**EXERCISE OBJECTIVE**
Copy out the lines that have "JSON" in them.

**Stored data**
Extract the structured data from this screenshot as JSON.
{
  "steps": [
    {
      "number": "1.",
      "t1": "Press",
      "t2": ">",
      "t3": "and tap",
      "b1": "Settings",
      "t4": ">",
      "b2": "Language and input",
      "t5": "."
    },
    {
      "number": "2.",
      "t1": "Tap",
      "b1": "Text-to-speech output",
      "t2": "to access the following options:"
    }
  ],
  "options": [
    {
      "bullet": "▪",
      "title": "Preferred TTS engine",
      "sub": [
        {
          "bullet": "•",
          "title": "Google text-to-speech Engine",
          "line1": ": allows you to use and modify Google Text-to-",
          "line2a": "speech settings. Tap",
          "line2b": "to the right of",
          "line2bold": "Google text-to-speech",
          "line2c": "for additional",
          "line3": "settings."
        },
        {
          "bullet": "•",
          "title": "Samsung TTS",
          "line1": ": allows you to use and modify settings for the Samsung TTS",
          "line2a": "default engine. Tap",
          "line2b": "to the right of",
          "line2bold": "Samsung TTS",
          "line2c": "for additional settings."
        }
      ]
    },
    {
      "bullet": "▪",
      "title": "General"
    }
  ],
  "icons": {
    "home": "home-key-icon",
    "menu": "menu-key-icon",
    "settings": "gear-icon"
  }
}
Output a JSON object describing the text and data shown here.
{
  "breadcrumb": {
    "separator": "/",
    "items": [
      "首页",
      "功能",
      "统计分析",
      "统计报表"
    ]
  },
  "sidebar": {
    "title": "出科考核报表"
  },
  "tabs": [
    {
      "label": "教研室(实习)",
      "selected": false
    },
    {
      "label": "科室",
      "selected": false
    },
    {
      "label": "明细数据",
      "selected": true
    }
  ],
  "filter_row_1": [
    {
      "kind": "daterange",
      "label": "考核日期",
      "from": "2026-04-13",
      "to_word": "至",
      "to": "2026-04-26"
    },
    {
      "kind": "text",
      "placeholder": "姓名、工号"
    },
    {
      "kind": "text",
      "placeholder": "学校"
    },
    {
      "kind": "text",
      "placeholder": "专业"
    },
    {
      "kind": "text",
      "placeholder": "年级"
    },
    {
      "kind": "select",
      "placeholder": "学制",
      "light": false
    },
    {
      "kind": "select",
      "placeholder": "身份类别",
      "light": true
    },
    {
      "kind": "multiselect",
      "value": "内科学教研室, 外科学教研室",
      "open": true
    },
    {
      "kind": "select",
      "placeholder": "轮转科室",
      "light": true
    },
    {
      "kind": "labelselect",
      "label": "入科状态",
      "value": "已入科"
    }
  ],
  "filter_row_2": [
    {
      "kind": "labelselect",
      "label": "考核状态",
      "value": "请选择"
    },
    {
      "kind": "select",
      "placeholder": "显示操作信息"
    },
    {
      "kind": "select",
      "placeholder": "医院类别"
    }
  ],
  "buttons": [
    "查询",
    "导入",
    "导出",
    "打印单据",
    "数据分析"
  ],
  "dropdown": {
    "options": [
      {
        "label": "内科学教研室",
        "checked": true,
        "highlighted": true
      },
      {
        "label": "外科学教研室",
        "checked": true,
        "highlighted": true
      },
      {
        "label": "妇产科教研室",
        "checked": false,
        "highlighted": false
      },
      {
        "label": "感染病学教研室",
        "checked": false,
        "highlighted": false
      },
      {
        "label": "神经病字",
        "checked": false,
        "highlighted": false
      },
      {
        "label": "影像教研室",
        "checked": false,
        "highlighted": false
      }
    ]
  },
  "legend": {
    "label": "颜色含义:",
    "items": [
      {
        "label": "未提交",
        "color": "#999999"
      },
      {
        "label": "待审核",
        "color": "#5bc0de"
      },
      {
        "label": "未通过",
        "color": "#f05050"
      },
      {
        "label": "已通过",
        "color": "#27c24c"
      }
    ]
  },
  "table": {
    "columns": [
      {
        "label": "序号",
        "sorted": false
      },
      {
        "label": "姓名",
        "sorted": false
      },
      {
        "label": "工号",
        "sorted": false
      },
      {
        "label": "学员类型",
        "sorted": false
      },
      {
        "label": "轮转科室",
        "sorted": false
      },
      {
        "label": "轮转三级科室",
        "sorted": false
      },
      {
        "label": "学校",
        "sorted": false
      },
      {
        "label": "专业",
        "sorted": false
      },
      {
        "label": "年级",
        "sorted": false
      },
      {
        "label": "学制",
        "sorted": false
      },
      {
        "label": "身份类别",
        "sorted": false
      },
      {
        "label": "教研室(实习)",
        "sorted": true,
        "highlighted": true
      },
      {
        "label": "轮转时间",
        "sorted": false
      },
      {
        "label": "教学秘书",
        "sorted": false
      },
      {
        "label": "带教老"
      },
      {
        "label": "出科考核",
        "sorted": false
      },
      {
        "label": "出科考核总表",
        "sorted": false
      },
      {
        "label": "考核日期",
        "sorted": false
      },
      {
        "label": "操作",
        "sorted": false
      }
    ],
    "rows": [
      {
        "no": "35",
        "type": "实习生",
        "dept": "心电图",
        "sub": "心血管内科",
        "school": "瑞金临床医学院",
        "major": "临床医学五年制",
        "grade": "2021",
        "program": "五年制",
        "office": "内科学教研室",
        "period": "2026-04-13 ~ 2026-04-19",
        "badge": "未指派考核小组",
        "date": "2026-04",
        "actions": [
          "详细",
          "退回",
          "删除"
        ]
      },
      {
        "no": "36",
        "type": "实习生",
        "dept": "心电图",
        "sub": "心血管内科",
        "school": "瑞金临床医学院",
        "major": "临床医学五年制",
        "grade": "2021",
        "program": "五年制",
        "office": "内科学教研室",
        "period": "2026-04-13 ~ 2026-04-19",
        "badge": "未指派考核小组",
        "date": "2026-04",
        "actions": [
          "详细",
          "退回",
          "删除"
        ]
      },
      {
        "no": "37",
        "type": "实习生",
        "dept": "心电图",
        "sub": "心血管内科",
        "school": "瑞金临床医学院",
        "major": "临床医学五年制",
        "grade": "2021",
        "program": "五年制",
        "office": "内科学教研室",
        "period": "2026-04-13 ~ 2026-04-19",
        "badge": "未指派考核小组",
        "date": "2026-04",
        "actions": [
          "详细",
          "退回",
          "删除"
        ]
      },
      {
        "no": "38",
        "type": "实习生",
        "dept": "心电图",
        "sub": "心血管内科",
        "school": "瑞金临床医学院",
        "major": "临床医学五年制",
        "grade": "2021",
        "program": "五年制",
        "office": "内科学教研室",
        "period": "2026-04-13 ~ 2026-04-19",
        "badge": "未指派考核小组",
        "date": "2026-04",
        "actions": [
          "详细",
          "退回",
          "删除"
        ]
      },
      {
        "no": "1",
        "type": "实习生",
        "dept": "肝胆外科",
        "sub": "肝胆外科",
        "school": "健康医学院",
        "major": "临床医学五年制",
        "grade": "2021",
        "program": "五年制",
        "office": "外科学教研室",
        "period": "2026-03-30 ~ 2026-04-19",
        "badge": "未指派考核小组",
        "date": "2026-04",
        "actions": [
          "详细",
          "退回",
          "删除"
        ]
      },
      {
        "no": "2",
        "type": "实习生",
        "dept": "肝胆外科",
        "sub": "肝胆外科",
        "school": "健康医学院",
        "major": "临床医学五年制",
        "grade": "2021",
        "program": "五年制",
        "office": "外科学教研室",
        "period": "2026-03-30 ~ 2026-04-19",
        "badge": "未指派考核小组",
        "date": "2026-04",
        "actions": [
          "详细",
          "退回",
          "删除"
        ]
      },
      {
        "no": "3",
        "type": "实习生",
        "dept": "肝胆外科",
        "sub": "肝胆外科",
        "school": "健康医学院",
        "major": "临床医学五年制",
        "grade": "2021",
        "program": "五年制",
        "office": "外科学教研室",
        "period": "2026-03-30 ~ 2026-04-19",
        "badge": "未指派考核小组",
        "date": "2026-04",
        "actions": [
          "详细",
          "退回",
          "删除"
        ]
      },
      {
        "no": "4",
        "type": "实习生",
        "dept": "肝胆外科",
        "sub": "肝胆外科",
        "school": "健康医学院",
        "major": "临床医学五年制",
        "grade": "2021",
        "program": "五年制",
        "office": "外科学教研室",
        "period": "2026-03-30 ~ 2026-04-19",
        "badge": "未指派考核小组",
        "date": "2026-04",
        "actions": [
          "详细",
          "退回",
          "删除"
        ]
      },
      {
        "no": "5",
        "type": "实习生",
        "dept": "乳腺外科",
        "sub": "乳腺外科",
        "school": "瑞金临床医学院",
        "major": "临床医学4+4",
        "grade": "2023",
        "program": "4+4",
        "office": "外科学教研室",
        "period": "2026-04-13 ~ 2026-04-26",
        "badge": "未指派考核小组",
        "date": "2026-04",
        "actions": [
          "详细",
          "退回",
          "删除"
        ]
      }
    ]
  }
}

**FINISHED EXERCISE**
Extract the structured data from this screenshot as JSON.
Output a JSON object describing the text and data shown here.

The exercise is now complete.